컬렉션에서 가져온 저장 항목
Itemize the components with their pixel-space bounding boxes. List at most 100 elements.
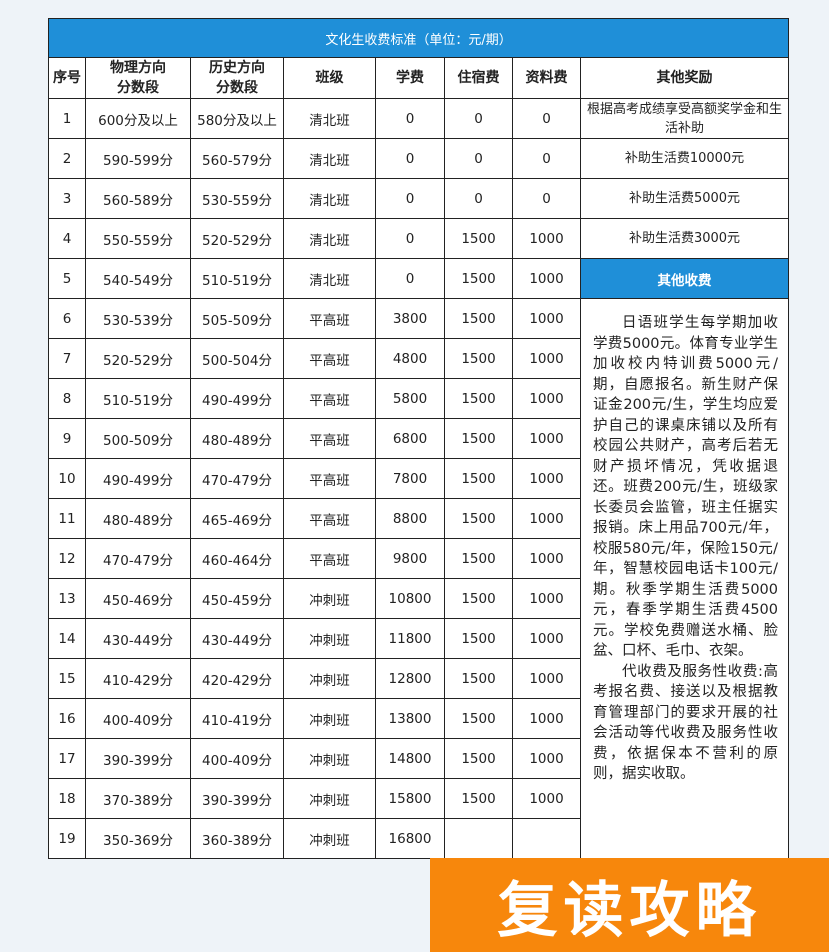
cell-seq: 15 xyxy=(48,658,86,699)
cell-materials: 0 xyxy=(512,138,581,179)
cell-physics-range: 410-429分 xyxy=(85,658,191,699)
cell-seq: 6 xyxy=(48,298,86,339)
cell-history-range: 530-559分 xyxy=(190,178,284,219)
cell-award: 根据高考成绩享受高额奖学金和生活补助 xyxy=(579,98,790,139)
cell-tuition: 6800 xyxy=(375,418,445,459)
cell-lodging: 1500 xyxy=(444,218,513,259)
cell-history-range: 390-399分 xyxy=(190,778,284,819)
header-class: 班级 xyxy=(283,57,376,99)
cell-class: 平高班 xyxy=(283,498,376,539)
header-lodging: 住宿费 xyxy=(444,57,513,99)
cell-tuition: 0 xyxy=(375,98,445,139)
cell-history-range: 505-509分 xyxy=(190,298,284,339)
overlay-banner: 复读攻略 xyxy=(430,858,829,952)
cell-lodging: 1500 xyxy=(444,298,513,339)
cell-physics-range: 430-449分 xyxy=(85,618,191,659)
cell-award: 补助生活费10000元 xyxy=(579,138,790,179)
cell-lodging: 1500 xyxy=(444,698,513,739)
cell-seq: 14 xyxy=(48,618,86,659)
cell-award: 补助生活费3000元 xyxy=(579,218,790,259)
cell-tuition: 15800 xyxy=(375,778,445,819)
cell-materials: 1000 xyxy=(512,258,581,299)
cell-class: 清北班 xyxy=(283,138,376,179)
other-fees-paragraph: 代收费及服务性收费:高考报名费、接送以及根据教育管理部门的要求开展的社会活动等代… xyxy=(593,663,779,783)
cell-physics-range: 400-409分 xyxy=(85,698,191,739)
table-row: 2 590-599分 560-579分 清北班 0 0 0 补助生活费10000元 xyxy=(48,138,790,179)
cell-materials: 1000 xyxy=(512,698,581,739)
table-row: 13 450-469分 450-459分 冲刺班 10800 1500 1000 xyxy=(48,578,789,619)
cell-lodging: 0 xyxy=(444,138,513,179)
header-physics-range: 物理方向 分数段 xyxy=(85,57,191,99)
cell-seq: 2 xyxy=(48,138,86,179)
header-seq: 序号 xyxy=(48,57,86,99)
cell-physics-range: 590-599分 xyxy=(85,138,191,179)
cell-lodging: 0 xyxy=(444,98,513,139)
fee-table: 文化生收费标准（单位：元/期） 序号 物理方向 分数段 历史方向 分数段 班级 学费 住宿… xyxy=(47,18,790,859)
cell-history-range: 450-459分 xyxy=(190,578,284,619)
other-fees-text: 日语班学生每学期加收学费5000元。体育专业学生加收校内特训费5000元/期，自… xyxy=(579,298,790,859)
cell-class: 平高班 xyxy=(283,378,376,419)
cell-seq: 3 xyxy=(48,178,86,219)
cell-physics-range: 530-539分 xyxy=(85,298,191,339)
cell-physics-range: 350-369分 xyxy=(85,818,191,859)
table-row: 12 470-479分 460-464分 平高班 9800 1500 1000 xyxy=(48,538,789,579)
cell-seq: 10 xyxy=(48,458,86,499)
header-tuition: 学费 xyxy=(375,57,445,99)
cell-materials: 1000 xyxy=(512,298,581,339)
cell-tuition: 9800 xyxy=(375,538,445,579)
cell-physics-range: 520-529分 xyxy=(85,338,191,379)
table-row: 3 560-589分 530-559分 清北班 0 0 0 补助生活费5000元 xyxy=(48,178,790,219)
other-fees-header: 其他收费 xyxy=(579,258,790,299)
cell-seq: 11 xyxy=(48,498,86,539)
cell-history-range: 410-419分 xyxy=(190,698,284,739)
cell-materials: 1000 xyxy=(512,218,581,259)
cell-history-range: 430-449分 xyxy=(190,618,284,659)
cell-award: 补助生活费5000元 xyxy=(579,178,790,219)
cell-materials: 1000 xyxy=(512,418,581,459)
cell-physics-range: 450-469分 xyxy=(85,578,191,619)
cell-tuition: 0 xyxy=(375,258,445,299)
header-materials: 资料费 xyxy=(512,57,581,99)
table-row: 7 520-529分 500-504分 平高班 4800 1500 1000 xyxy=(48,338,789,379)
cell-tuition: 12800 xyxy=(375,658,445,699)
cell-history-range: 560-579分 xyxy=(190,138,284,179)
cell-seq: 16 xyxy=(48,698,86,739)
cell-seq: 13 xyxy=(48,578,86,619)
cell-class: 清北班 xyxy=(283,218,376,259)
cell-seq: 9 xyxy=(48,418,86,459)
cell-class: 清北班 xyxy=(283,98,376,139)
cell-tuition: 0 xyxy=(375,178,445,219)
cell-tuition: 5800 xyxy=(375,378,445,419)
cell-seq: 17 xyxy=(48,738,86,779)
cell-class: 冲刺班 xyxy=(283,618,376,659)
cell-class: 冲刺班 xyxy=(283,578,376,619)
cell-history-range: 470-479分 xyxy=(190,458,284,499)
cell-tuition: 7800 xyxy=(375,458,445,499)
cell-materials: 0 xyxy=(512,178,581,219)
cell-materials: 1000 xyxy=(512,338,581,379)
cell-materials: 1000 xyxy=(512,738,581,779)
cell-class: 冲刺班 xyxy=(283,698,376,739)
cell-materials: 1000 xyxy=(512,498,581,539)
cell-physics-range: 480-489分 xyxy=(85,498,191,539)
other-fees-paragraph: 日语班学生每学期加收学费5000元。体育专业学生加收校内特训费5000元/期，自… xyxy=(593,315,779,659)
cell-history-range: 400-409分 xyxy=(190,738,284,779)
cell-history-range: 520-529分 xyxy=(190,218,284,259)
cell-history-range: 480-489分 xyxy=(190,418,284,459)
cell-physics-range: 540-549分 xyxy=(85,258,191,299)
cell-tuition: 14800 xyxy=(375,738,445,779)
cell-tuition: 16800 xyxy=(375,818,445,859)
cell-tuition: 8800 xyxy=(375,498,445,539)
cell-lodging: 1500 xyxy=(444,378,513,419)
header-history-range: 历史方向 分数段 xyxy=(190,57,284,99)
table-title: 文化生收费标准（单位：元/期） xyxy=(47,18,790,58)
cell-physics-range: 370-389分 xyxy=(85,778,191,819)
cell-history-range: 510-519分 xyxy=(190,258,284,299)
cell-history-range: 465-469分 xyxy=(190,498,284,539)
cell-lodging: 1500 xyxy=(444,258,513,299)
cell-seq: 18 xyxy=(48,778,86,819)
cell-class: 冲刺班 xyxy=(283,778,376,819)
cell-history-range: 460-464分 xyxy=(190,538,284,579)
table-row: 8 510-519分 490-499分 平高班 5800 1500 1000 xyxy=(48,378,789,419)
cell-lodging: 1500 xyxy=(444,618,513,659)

__과제 내용__:
위 모든 항목의 각 줄을 한 글자도 바꾸지 말고 그대로 반환하세요. 그림은 응답에서 빼세요.

__풀이 결과__:
Itemize the components with their pixel-space bounding boxes. List at most 100 elements.
cell-seq: 15 xyxy=(48,658,86,699)
cell-materials: 0 xyxy=(512,138,581,179)
cell-physics-range: 410-429分 xyxy=(85,658,191,699)
cell-seq: 6 xyxy=(48,298,86,339)
cell-history-range: 530-559分 xyxy=(190,178,284,219)
cell-award: 根据高考成绩享受高额奖学金和生活补助 xyxy=(579,98,790,139)
cell-tuition: 6800 xyxy=(375,418,445,459)
cell-lodging: 1500 xyxy=(444,218,513,259)
cell-history-range: 390-399分 xyxy=(190,778,284,819)
header-class: 班级 xyxy=(283,57,376,99)
cell-class: 平高班 xyxy=(283,498,376,539)
header-lodging: 住宿费 xyxy=(444,57,513,99)
cell-tuition: 0 xyxy=(375,98,445,139)
cell-history-range: 505-509分 xyxy=(190,298,284,339)
overlay-banner: 复读攻略 xyxy=(430,858,829,952)
cell-lodging: 1500 xyxy=(444,298,513,339)
cell-physics-range: 430-449分 xyxy=(85,618,191,659)
cell-award: 补助生活费10000元 xyxy=(579,138,790,179)
cell-lodging: 1500 xyxy=(444,698,513,739)
cell-seq: 14 xyxy=(48,618,86,659)
cell-award: 补助生活费3000元 xyxy=(579,218,790,259)
cell-tuition: 15800 xyxy=(375,778,445,819)
cell-materials: 1000 xyxy=(512,258,581,299)
cell-class: 清北班 xyxy=(283,138,376,179)
other-fees-paragraph: 代收费及服务性收费:高考报名费、接送以及根据教育管理部门的要求开展的社会活动等代… xyxy=(593,663,779,783)
cell-physics-range: 400-409分 xyxy=(85,698,191,739)
table-row: 2 590-599分 560-579分 清北班 0 0 0 补助生活费10000元 xyxy=(48,138,790,179)
cell-materials: 1000 xyxy=(512,698,581,739)
table-row: 13 450-469分 450-459分 冲刺班 10800 1500 1000 xyxy=(48,578,789,619)
cell-lodging: 0 xyxy=(444,138,513,179)
header-physics-range: 物理方向 分数段 xyxy=(85,57,191,99)
cell-seq: 2 xyxy=(48,138,86,179)
header-seq: 序号 xyxy=(48,57,86,99)
cell-physics-range: 590-599分 xyxy=(85,138,191,179)
cell-lodging: 0 xyxy=(444,98,513,139)
fee-table: 文化生收费标准（单位：元/期） 序号 物理方向 分数段 历史方向 分数段 班级 学费 住宿… xyxy=(47,18,790,859)
cell-history-range: 450-459分 xyxy=(190,578,284,619)
other-fees-text: 日语班学生每学期加收学费5000元。体育专业学生加收校内特训费5000元/期，自… xyxy=(579,298,790,859)
cell-class: 平高班 xyxy=(283,378,376,419)
cell-seq: 3 xyxy=(48,178,86,219)
cell-physics-range: 530-539分 xyxy=(85,298,191,339)
cell-physics-range: 350-369分 xyxy=(85,818,191,859)
table-row: 12 470-479分 460-464分 平高班 9800 1500 1000 xyxy=(48,538,789,579)
cell-seq: 10 xyxy=(48,458,86,499)
header-tuition: 学费 xyxy=(375,57,445,99)
cell-materials: 1000 xyxy=(512,298,581,339)
cell-tuition: 9800 xyxy=(375,538,445,579)
cell-physics-range: 520-529分 xyxy=(85,338,191,379)
table-row: 3 560-589分 530-559分 清北班 0 0 0 补助生活费5000元 xyxy=(48,178,790,219)
other-fees-header: 其他收费 xyxy=(579,258,790,299)
cell-seq: 11 xyxy=(48,498,86,539)
cell-history-range: 410-419分 xyxy=(190,698,284,739)
cell-materials: 1000 xyxy=(512,218,581,259)
cell-history-range: 430-449分 xyxy=(190,618,284,659)
cell-award: 补助生活费5000元 xyxy=(579,178,790,219)
cell-materials: 1000 xyxy=(512,418,581,459)
cell-physics-range: 450-469分 xyxy=(85,578,191,619)
cell-tuition: 0 xyxy=(375,258,445,299)
header-materials: 资料费 xyxy=(512,57,581,99)
table-row: 7 520-529分 500-504分 平高班 4800 1500 1000 xyxy=(48,338,789,379)
cell-tuition: 12800 xyxy=(375,658,445,699)
cell-history-range: 560-579分 xyxy=(190,138,284,179)
cell-seq: 16 xyxy=(48,698,86,739)
cell-seq: 13 xyxy=(48,578,86,619)
cell-class: 清北班 xyxy=(283,218,376,259)
cell-seq: 9 xyxy=(48,418,86,459)
cell-class: 清北班 xyxy=(283,98,376,139)
cell-tuition: 0 xyxy=(375,178,445,219)
cell-tuition: 5800 xyxy=(375,378,445,419)
cell-seq: 17 xyxy=(48,738,86,779)
cell-class: 冲刺班 xyxy=(283,618,376,659)
cell-class: 冲刺班 xyxy=(283,578,376,619)
cell-history-range: 470-479分 xyxy=(190,458,284,499)
cell-tuition: 7800 xyxy=(375,458,445,499)
cell-materials: 0 xyxy=(512,178,581,219)
cell-materials: 1000 xyxy=(512,338,581,379)
cell-materials: 1000 xyxy=(512,738,581,779)
cell-class: 冲刺班 xyxy=(283,698,376,739)
cell-materials: 1000 xyxy=(512,498,581,539)
cell-physics-range: 480-489分 xyxy=(85,498,191,539)
other-fees-paragraph: 日语班学生每学期加收学费5000元。体育专业学生加收校内特训费5000元/期，自… xyxy=(593,315,779,659)
cell-history-range: 400-409分 xyxy=(190,738,284,779)
cell-history-range: 520-529分 xyxy=(190,218,284,259)
cell-history-range: 480-489分 xyxy=(190,418,284,459)
cell-physics-range: 540-549分 xyxy=(85,258,191,299)
cell-tuition: 14800 xyxy=(375,738,445,779)
cell-tuition: 16800 xyxy=(375,818,445,859)
cell-tuition: 8800 xyxy=(375,498,445,539)
cell-lodging: 1500 xyxy=(444,378,513,419)
header-history-range: 历史方向 分数段 xyxy=(190,57,284,99)
table-title: 文化生收费标准（单位：元/期） xyxy=(47,18,790,58)
cell-physics-range: 370-389分 xyxy=(85,778,191,819)
cell-history-range: 510-519分 xyxy=(190,258,284,299)
cell-history-range: 465-469分 xyxy=(190,498,284,539)
cell-lodging: 1500 xyxy=(444,258,513,299)
cell-seq: 18 xyxy=(48,778,86,819)
cell-class: 冲刺班 xyxy=(283,778,376,819)
cell-history-range: 460-464分 xyxy=(190,538,284,579)
table-row: 8 510-519分 490-499分 平高班 5800 1500 1000 xyxy=(48,378,789,419)
cell-lodging: 1500 xyxy=(444,618,513,659)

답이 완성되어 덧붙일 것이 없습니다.